Exercise. Your task is to copy every line of the records below that contains "xlabel".

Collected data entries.
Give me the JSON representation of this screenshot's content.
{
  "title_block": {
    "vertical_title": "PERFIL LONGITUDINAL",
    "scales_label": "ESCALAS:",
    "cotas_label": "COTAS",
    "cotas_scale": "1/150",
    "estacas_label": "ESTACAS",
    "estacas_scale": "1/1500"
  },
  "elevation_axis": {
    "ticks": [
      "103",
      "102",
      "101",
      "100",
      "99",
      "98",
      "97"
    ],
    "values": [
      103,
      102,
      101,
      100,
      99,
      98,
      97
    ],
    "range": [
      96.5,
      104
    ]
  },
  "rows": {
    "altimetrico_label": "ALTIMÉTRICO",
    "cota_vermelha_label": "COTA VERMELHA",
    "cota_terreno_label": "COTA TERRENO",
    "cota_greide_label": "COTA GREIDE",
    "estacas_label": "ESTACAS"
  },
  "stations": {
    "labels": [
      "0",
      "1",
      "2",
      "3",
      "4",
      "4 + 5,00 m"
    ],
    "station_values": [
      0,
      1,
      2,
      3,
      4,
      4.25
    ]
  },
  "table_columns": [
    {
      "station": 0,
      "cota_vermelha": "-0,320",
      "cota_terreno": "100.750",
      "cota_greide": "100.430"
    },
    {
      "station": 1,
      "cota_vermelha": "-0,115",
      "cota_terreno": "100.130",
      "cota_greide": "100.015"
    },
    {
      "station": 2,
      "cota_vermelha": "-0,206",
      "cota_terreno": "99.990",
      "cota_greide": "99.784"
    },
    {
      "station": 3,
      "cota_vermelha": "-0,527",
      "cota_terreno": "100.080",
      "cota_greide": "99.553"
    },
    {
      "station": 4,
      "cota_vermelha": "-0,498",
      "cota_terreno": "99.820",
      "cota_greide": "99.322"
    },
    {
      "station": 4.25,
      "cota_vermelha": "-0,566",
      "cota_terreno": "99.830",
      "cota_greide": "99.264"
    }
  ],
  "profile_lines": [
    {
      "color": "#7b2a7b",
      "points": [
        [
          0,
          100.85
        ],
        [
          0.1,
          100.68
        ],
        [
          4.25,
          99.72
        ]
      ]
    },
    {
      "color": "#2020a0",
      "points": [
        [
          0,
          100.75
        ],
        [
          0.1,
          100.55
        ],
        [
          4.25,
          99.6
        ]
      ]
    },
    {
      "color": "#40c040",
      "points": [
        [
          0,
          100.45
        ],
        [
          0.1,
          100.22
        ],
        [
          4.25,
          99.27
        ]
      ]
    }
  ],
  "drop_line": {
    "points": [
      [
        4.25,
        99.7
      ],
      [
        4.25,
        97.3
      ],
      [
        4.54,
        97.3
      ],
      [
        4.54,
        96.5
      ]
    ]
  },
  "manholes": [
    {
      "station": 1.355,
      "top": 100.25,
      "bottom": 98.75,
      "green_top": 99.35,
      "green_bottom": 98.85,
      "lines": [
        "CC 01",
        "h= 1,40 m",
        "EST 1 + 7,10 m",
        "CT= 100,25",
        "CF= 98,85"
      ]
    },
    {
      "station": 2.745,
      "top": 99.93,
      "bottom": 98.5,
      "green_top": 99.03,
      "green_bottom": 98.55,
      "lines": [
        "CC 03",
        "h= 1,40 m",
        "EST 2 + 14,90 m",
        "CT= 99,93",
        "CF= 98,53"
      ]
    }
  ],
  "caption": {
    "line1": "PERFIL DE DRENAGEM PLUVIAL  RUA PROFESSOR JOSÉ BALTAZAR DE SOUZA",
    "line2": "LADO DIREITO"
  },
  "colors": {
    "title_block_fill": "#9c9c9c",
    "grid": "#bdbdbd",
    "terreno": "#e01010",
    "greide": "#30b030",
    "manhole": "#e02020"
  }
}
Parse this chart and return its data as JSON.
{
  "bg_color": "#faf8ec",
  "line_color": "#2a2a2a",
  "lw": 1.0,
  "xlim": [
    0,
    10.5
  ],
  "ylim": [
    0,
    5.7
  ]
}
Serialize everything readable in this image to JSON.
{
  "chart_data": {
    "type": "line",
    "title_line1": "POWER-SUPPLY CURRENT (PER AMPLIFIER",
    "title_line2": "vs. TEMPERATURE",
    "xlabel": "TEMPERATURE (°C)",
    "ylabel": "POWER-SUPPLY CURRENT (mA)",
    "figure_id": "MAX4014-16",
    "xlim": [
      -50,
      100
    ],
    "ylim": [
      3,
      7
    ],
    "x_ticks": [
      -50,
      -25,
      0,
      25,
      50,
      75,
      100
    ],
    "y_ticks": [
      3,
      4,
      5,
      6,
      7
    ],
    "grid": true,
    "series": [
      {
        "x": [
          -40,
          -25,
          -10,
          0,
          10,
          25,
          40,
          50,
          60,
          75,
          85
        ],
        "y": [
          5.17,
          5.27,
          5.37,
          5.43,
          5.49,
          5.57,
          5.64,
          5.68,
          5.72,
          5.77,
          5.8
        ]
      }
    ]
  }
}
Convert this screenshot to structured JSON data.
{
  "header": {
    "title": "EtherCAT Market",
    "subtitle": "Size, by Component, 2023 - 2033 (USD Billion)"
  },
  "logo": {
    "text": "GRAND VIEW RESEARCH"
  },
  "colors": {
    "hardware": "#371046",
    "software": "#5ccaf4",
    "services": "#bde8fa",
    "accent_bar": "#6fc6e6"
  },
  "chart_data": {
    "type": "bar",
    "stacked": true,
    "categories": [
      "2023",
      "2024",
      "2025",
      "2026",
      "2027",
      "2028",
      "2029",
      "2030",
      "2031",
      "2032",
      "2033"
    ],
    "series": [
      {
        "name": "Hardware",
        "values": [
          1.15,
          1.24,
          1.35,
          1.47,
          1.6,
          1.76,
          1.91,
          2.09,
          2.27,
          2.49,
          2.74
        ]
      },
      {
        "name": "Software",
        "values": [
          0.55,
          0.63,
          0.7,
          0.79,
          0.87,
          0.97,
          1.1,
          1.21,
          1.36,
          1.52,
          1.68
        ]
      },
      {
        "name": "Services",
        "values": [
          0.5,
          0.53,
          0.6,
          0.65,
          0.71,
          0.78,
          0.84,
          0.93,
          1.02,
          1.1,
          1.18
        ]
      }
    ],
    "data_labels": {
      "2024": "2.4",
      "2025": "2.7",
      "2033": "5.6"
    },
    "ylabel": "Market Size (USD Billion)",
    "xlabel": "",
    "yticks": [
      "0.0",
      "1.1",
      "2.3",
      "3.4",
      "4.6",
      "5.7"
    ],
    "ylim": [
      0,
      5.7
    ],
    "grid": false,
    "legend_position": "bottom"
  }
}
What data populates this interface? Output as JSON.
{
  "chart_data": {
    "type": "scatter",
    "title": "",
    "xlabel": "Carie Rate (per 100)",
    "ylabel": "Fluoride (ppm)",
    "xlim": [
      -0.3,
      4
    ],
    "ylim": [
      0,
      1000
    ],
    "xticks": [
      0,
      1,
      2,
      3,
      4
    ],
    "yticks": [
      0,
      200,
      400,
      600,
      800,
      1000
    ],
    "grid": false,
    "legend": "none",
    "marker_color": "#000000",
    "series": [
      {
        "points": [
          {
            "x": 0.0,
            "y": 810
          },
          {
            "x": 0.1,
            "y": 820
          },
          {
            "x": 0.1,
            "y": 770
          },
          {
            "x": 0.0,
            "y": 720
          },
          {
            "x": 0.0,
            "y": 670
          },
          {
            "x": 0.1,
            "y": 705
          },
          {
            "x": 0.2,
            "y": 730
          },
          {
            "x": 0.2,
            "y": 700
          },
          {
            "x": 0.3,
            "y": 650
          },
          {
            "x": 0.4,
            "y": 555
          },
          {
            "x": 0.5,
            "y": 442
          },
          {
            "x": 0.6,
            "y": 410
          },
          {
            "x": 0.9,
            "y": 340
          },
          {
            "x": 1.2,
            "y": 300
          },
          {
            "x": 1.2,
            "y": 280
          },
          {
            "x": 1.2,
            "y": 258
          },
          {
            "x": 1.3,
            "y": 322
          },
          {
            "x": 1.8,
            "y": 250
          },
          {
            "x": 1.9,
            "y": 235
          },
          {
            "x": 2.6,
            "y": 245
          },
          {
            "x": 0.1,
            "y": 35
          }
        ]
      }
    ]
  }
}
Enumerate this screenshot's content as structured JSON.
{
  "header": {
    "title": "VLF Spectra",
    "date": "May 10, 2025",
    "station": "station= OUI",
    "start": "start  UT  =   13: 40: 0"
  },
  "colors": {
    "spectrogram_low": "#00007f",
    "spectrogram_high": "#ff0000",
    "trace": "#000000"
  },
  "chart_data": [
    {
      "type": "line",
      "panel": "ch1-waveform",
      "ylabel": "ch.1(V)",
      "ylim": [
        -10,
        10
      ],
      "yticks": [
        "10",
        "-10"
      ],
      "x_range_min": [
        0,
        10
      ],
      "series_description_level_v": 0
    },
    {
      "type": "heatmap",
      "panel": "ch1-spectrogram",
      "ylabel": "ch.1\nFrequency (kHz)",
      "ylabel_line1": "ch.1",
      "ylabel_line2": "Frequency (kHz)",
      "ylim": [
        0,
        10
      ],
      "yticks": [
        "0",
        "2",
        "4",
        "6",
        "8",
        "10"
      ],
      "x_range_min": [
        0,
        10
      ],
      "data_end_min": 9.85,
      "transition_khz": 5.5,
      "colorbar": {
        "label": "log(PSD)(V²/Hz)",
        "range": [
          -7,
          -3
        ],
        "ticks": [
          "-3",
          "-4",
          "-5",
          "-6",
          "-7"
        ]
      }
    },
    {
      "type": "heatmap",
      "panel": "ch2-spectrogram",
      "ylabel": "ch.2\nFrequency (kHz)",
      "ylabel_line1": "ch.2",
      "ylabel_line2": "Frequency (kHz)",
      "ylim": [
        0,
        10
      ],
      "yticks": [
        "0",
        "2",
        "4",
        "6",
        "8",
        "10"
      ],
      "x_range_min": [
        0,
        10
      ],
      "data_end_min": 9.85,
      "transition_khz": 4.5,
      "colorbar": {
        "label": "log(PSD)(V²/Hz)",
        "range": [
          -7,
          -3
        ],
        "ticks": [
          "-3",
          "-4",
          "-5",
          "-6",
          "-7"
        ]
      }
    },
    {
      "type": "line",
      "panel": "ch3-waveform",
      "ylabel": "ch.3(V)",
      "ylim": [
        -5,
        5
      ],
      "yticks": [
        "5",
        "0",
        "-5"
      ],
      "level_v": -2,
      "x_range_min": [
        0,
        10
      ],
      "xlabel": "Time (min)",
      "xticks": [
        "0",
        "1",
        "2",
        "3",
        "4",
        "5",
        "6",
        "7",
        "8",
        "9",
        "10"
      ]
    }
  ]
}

Answer to this problem.
    "xlabel": "TEMPERATURE (°C)",
    "xlabel": "",
    "xlabel": "Carie Rate (per 100)",
      "xlabel": "Time (min)",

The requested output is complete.